(Data items)
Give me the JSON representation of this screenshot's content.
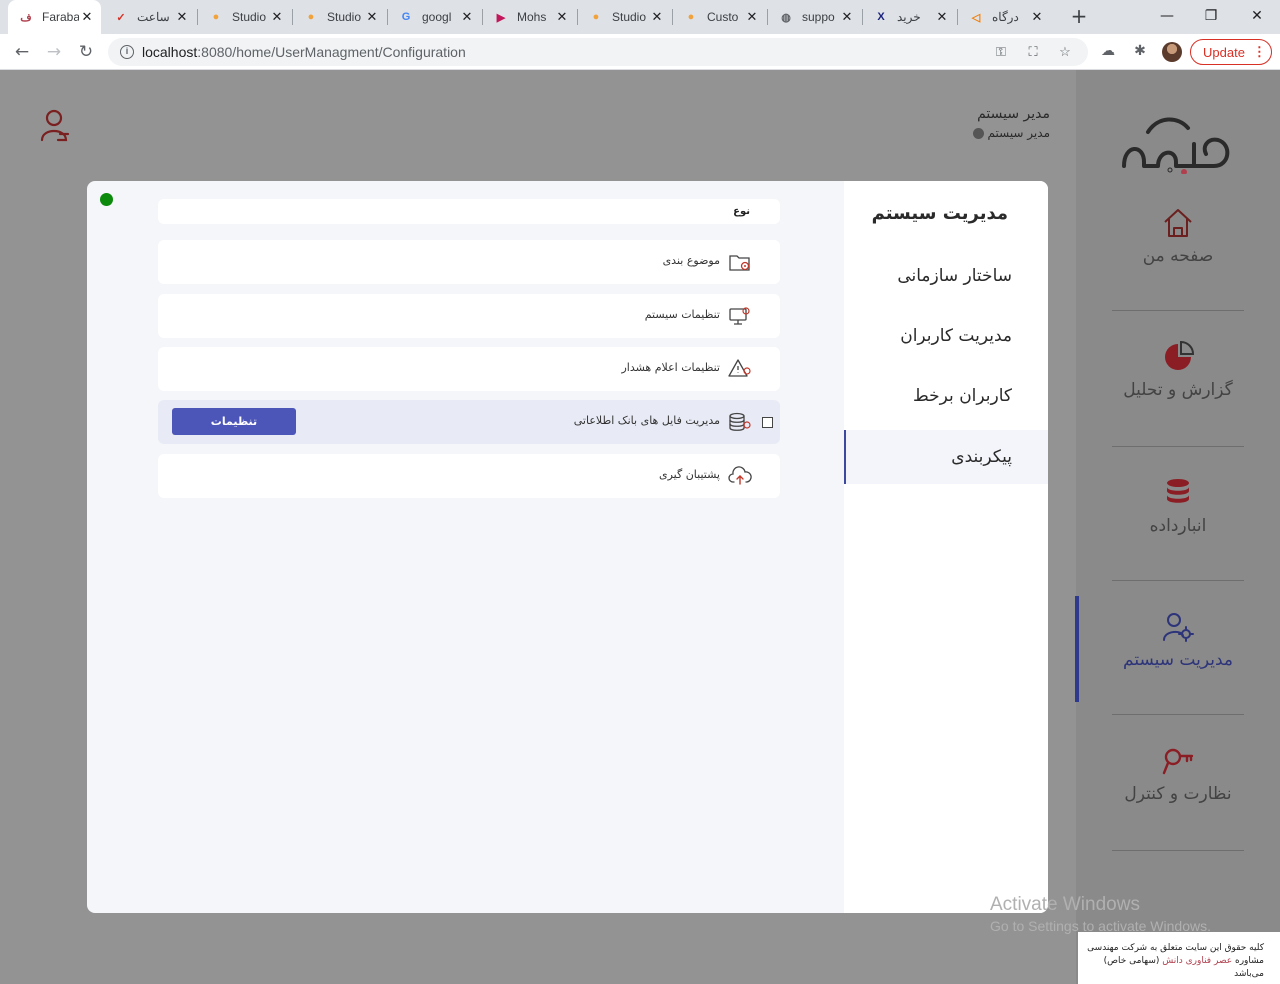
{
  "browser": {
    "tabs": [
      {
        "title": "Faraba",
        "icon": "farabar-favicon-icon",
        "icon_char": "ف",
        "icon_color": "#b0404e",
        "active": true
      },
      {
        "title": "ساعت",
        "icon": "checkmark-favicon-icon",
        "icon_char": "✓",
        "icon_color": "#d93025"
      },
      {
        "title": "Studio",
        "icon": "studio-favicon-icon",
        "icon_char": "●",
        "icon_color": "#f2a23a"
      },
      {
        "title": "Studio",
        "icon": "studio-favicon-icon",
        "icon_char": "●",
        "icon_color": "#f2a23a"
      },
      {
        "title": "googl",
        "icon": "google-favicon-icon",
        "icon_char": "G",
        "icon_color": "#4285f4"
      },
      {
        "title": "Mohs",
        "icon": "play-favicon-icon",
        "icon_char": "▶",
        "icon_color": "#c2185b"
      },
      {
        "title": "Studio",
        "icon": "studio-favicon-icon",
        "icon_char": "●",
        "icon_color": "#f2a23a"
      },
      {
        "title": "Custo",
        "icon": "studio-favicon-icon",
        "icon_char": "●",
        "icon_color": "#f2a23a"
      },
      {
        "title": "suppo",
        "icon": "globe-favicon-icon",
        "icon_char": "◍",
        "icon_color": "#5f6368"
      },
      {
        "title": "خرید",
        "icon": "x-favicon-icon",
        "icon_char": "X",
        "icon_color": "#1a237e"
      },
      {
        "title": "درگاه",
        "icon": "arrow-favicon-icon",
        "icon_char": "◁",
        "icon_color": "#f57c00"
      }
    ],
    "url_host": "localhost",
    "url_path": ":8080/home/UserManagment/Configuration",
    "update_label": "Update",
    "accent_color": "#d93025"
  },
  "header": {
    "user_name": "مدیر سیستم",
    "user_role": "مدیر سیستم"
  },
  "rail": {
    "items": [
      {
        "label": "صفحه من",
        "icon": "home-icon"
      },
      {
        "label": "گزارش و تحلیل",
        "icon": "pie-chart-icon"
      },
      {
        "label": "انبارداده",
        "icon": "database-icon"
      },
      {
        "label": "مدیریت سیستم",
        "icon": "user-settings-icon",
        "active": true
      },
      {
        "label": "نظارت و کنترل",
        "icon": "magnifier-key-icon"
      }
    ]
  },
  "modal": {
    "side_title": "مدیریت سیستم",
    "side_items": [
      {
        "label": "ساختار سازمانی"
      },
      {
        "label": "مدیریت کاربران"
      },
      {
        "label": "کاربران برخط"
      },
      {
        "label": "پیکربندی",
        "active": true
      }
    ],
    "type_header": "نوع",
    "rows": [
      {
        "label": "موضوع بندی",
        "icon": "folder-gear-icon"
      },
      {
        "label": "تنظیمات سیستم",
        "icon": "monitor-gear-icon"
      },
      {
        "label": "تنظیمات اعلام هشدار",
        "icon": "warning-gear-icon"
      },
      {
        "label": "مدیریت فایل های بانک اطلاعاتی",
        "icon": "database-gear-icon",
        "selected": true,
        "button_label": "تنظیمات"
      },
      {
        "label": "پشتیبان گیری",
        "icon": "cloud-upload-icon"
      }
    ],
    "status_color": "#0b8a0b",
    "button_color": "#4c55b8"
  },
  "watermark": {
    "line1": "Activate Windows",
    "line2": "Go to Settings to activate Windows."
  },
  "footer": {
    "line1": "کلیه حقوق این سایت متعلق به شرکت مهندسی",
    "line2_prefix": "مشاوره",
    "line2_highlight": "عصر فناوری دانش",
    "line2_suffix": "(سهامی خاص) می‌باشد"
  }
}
---
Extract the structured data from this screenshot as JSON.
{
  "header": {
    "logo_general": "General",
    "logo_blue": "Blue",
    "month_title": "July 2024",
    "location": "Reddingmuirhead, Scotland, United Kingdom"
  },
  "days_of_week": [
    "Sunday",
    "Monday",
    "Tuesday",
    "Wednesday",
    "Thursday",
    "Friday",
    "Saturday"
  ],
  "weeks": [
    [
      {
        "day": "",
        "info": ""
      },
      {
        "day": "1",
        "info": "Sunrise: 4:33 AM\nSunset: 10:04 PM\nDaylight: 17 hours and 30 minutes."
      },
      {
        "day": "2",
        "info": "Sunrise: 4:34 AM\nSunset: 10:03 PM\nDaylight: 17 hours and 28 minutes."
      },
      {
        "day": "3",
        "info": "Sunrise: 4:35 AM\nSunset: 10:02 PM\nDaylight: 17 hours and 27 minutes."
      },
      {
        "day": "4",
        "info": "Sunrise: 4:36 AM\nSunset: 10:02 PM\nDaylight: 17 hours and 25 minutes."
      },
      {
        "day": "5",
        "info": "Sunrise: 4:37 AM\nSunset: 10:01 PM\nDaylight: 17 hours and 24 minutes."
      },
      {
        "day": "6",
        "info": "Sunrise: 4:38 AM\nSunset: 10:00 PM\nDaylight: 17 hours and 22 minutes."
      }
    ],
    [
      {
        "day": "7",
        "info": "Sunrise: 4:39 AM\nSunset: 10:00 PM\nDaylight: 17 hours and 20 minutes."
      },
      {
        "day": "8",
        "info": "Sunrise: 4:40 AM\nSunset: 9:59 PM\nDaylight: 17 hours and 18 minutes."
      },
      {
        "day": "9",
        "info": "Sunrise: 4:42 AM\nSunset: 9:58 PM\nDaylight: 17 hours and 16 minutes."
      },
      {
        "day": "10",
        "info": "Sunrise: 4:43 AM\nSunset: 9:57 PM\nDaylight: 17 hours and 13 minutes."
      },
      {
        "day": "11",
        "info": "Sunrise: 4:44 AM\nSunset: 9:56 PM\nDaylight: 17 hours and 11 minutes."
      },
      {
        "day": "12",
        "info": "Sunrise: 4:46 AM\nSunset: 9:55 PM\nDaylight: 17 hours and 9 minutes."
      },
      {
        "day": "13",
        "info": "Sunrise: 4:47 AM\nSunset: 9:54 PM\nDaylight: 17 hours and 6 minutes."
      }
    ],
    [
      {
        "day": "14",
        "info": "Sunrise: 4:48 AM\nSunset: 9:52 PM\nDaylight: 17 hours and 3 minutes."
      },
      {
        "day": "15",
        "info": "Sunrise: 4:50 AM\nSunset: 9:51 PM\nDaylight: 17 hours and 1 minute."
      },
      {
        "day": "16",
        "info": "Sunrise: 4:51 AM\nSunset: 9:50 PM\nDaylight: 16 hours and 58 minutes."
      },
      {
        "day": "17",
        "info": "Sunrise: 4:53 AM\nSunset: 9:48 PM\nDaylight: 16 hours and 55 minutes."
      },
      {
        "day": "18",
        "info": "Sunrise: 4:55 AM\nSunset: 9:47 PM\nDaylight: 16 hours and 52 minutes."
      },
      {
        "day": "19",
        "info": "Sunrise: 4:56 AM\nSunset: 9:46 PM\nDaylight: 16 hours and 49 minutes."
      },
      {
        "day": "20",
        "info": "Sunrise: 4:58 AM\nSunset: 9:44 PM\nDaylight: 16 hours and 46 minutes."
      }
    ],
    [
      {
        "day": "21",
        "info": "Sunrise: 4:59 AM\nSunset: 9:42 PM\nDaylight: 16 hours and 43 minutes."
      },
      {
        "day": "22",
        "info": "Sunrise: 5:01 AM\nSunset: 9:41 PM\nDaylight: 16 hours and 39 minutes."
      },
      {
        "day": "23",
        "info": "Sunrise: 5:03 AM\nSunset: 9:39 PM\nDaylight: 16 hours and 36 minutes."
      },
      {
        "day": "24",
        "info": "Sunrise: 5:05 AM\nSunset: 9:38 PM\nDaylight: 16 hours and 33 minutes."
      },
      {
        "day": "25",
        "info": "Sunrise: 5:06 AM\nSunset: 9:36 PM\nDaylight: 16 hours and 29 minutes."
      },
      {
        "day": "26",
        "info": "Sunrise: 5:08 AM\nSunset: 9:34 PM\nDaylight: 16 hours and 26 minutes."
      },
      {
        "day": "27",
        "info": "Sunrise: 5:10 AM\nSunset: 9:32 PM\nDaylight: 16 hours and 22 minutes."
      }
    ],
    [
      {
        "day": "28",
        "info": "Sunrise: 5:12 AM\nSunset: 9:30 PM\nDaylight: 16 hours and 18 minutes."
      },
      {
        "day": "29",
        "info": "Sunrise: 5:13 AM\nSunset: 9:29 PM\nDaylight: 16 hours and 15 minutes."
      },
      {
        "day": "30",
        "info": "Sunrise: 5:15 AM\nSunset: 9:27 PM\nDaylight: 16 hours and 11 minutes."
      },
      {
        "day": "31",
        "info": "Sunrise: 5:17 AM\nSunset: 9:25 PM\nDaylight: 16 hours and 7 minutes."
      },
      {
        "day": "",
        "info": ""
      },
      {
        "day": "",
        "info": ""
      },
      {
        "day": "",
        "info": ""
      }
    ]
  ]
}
---
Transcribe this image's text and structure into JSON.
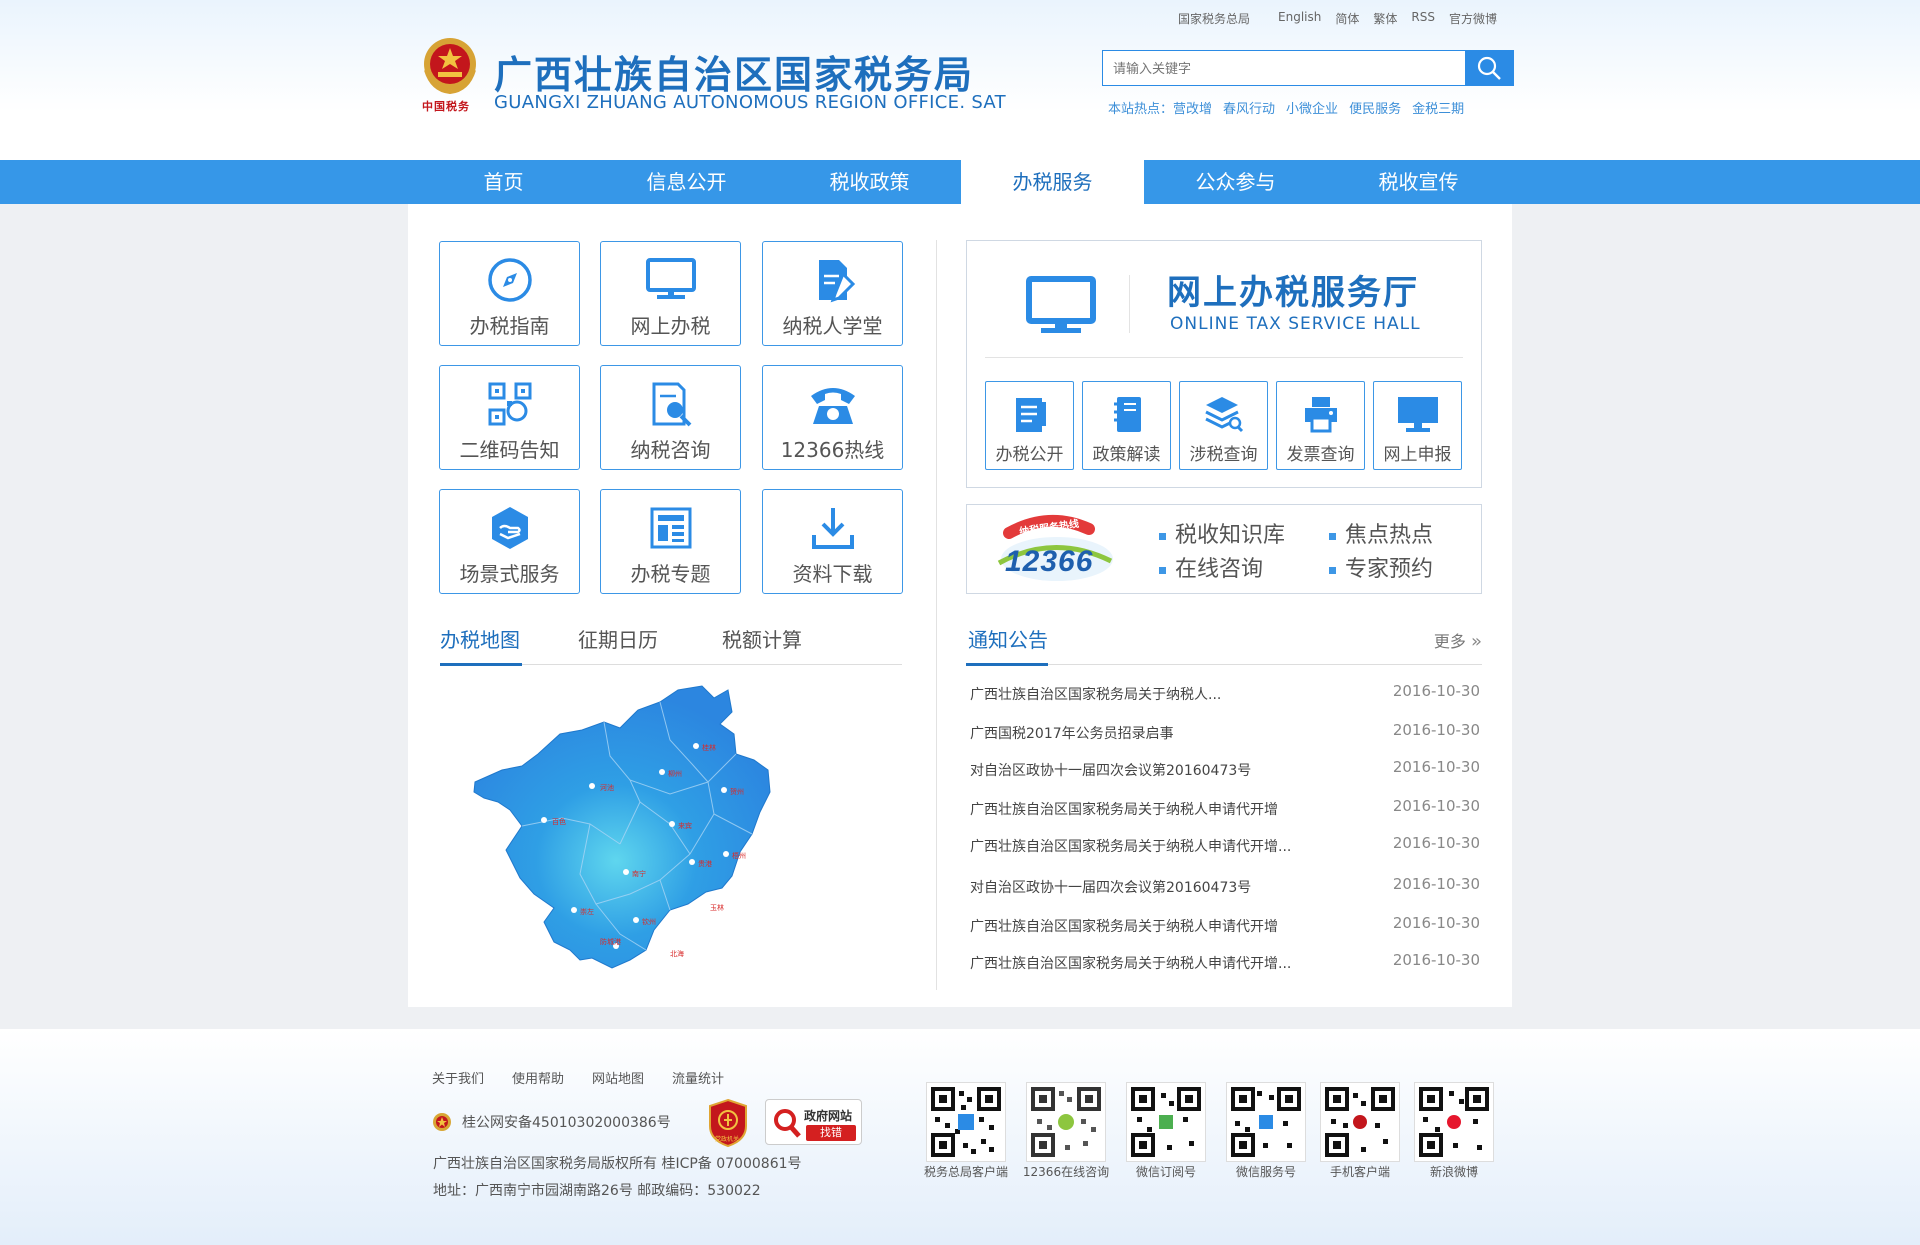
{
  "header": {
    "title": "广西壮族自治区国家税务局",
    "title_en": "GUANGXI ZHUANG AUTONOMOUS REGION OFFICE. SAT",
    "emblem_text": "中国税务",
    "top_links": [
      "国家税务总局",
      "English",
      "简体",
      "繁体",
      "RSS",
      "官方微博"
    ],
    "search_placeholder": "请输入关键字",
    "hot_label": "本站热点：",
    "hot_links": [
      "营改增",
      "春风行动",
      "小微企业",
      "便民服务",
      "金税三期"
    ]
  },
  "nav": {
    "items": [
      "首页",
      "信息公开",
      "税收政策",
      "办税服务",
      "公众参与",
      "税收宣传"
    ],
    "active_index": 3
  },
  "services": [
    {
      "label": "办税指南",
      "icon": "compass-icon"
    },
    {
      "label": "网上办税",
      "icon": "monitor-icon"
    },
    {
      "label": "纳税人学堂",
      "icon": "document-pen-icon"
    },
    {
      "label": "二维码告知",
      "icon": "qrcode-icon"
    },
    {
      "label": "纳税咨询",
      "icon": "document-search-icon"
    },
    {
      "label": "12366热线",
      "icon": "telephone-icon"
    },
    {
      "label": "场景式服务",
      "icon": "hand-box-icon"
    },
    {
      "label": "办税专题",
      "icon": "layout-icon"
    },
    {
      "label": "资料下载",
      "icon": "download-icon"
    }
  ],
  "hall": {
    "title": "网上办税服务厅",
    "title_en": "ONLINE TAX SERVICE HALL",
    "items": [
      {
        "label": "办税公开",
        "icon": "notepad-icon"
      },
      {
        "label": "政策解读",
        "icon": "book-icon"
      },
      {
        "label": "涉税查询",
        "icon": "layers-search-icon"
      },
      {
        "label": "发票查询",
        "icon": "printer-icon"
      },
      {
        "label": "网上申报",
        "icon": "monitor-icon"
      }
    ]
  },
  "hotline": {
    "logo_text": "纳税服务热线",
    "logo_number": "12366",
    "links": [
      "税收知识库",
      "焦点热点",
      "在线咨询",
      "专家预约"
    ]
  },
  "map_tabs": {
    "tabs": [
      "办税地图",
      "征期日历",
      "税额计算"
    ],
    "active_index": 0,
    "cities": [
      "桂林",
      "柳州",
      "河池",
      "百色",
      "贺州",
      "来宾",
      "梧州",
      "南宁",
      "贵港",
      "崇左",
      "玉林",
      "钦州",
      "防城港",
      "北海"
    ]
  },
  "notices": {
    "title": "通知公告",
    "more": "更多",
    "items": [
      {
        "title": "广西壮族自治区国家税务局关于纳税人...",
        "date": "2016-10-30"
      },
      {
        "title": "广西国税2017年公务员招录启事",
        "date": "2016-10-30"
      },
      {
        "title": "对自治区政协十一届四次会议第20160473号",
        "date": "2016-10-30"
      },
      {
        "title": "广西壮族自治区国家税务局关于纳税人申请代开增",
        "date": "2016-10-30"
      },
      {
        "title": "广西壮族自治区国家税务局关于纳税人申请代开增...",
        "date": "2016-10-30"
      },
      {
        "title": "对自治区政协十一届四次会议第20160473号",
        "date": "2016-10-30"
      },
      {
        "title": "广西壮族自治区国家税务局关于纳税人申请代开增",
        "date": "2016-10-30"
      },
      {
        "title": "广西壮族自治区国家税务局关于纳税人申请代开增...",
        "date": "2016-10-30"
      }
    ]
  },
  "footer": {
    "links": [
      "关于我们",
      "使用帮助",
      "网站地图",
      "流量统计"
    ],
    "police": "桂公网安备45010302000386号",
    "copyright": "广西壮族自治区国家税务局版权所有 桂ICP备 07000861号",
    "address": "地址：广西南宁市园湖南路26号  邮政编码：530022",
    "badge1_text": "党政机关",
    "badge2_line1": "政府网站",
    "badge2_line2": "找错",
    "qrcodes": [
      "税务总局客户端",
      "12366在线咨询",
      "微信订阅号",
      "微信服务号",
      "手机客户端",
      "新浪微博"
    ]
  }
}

__INSTRUCTIONS FOR THE TASK__. Search the entries for the word "favicon", then gather every line that has it.

__SOLUTION FOR THIS TASK__.
        "icon": "farabar-favicon-icon",
        "icon": "checkmark-favicon-icon",
        "icon": "studio-favicon-icon",
        "icon": "studio-favicon-icon",
        "icon": "google-favicon-icon",
        "icon": "play-favicon-icon",
        "icon": "studio-favicon-icon",
        "icon": "studio-favicon-icon",
        "icon": "globe-favicon-icon",
        "icon": "x-favicon-icon",
        "icon": "arrow-favicon-icon",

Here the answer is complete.